Restate the entire listing word for word.
********
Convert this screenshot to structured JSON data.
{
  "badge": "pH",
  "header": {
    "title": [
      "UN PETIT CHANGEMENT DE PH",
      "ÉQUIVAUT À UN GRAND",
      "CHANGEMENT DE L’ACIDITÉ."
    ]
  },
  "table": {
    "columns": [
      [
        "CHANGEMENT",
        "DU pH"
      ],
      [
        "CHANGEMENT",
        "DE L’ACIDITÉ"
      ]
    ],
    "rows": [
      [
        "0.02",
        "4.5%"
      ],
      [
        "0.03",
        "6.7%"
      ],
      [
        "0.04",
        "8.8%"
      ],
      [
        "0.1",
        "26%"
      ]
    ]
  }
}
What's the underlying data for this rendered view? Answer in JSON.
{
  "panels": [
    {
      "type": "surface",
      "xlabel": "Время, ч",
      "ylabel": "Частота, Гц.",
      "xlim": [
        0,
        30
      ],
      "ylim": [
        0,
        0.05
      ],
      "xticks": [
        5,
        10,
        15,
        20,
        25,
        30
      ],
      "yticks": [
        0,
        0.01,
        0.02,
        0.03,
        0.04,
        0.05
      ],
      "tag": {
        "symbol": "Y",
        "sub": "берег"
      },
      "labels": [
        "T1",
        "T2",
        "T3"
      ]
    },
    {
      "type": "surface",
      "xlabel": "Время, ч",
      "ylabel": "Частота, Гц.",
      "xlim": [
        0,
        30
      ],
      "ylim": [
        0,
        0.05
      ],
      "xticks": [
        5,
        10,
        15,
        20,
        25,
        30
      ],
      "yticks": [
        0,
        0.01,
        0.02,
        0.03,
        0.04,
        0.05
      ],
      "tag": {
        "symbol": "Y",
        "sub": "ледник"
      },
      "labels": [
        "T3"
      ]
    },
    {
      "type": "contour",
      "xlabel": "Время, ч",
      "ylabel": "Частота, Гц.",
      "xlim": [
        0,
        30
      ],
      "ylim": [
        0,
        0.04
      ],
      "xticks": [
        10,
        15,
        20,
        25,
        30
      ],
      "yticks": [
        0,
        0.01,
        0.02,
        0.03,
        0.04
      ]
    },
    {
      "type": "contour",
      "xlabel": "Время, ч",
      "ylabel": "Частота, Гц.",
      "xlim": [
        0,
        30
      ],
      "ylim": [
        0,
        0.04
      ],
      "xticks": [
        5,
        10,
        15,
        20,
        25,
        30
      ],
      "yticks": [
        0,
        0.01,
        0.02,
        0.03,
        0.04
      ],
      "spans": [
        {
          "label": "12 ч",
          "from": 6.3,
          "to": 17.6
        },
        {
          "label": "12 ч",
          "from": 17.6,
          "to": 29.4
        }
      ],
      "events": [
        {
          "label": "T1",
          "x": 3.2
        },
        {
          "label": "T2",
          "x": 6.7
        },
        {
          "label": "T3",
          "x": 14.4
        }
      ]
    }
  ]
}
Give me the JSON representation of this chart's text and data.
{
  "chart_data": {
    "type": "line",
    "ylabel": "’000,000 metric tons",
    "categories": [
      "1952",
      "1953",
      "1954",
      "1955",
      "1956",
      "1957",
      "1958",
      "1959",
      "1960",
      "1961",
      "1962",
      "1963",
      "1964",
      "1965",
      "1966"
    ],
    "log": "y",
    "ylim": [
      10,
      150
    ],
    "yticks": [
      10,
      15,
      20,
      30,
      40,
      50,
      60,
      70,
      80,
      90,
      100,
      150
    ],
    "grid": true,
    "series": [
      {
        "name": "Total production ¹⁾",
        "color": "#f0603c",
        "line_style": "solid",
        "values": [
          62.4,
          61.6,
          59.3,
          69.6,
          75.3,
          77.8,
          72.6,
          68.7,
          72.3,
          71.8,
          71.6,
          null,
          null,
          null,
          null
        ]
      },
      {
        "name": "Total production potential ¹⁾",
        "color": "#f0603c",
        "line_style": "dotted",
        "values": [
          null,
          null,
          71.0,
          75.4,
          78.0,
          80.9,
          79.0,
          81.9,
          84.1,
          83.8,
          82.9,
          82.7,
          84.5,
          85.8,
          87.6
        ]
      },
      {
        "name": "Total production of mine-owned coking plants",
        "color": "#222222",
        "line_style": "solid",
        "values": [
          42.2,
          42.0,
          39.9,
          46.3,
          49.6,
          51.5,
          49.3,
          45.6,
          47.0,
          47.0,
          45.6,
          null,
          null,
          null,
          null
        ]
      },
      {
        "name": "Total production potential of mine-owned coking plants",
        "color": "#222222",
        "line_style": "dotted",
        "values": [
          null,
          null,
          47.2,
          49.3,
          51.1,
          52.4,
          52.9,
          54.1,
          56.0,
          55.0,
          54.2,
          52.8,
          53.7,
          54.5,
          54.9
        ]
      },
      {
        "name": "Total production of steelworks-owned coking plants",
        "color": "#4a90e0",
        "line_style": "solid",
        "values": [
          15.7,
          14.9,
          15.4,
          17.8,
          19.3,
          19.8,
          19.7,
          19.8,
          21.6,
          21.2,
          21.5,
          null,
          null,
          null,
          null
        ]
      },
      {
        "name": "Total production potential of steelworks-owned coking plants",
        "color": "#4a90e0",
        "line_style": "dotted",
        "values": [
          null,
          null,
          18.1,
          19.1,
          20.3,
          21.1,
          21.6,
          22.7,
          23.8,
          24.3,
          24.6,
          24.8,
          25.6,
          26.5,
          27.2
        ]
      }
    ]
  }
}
********
### Solution to the problem
Convert this screenshot to structured JSON data.
{
  "badge": "pH",
  "header": {
    "title": [
      "UN PETIT CHANGEMENT DE PH",
      "ÉQUIVAUT À UN GRAND",
      "CHANGEMENT DE L’ACIDITÉ."
    ]
  },
  "table": {
    "columns": [
      [
        "CHANGEMENT",
        "DU pH"
      ],
      [
        "CHANGEMENT",
        "DE L’ACIDITÉ"
      ]
    ],
    "rows": [
      [
        "0.02",
        "4.5%"
      ],
      [
        "0.03",
        "6.7%"
      ],
      [
        "0.04",
        "8.8%"
      ],
      [
        "0.1",
        "26%"
      ]
    ]
  }
}
What's the underlying data for this rendered view? Answer in JSON.
{
  "panels": [
    {
      "type": "surface",
      "xlabel": "Время, ч",
      "ylabel": "Частота, Гц.",
      "xlim": [
        0,
        30
      ],
      "ylim": [
        0,
        0.05
      ],
      "xticks": [
        5,
        10,
        15,
        20,
        25,
        30
      ],
      "yticks": [
        0,
        0.01,
        0.02,
        0.03,
        0.04,
        0.05
      ],
      "tag": {
        "symbol": "Y",
        "sub": "берег"
      },
      "labels": [
        "T1",
        "T2",
        "T3"
      ]
    },
    {
      "type": "surface",
      "xlabel": "Время, ч",
      "ylabel": "Частота, Гц.",
      "xlim": [
        0,
        30
      ],
      "ylim": [
        0,
        0.05
      ],
      "xticks": [
        5,
        10,
        15,
        20,
        25,
        30
      ],
      "yticks": [
        0,
        0.01,
        0.02,
        0.03,
        0.04,
        0.05
      ],
      "tag": {
        "symbol": "Y",
        "sub": "ледник"
      },
      "labels": [
        "T3"
      ]
    },
    {
      "type": "contour",
      "xlabel": "Время, ч",
      "ylabel": "Частота, Гц.",
      "xlim": [
        0,
        30
      ],
      "ylim": [
        0,
        0.04
      ],
      "xticks": [
        10,
        15,
        20,
        25,
        30
      ],
      "yticks": [
        0,
        0.01,
        0.02,
        0.03,
        0.04
      ]
    },
    {
      "type": "contour",
      "xlabel": "Время, ч",
      "ylabel": "Частота, Гц.",
      "xlim": [
        0,
        30
      ],
      "ylim": [
        0,
        0.04
      ],
      "xticks": [
        5,
        10,
        15,
        20,
        25,
        30
      ],
      "yticks": [
        0,
        0.01,
        0.02,
        0.03,
        0.04
      ],
      "spans": [
        {
          "label": "12 ч",
          "from": 6.3,
          "to": 17.6
        },
        {
          "label": "12 ч",
          "from": 17.6,
          "to": 29.4
        }
      ],
      "events": [
        {
          "label": "T1",
          "x": 3.2
        },
        {
          "label": "T2",
          "x": 6.7
        },
        {
          "label": "T3",
          "x": 14.4
        }
      ]
    }
  ]
}
Give me the JSON representation of this chart's text and data.
{
  "chart_data": {
    "type": "line",
    "ylabel": "’000,000 metric tons",
    "categories": [
      "1952",
      "1953",
      "1954",
      "1955",
      "1956",
      "1957",
      "1958",
      "1959",
      "1960",
      "1961",
      "1962",
      "1963",
      "1964",
      "1965",
      "1966"
    ],
    "log": "y",
    "ylim": [
      10,
      150
    ],
    "yticks": [
      10,
      15,
      20,
      30,
      40,
      50,
      60,
      70,
      80,
      90,
      100,
      150
    ],
    "grid": true,
    "series": [
      {
        "name": "Total production ¹⁾",
        "color": "#f0603c",
        "line_style": "solid",
        "values": [
          62.4,
          61.6,
          59.3,
          69.6,
          75.3,
          77.8,
          72.6,
          68.7,
          72.3,
          71.8,
          71.6,
          null,
          null,
          null,
          null
        ]
      },
      {
        "name": "Total production potential ¹⁾",
        "color": "#f0603c",
        "line_style": "dotted",
        "values": [
          null,
          null,
          71.0,
          75.4,
          78.0,
          80.9,
          79.0,
          81.9,
          84.1,
          83.8,
          82.9,
          82.7,
          84.5,
          85.8,
          87.6
        ]
      },
      {
        "name": "Total production of mine-owned coking plants",
        "color": "#222222",
        "line_style": "solid",
        "values": [
          42.2,
          42.0,
          39.9,
          46.3,
          49.6,
          51.5,
          49.3,
          45.6,
          47.0,
          47.0,
          45.6,
          null,
          null,
          null,
          null
        ]
      },
      {
        "name": "Total production potential of mine-owned coking plants",
        "color": "#222222",
        "line_style": "dotted",
        "values": [
          null,
          null,
          47.2,
          49.3,
          51.1,
          52.4,
          52.9,
          54.1,
          56.0,
          55.0,
          54.2,
          52.8,
          53.7,
          54.5,
          54.9
        ]
      },
      {
        "name": "Total production of steelworks-owned coking plants",
        "color": "#4a90e0",
        "line_style": "solid",
        "values": [
          15.7,
          14.9,
          15.4,
          17.8,
          19.3,
          19.8,
          19.7,
          19.8,
          21.6,
          21.2,
          21.5,
          null,
          null,
          null,
          null
        ]
      },
      {
        "name": "Total production potential of steelworks-owned coking plants",
        "color": "#4a90e0",
        "line_style": "dotted",
        "values": [
          null,
          null,
          18.1,
          19.1,
          20.3,
          21.1,
          21.6,
          22.7,
          23.8,
          24.3,
          24.6,
          24.8,
          25.6,
          26.5,
          27.2
        ]
      }
    ]
  }
}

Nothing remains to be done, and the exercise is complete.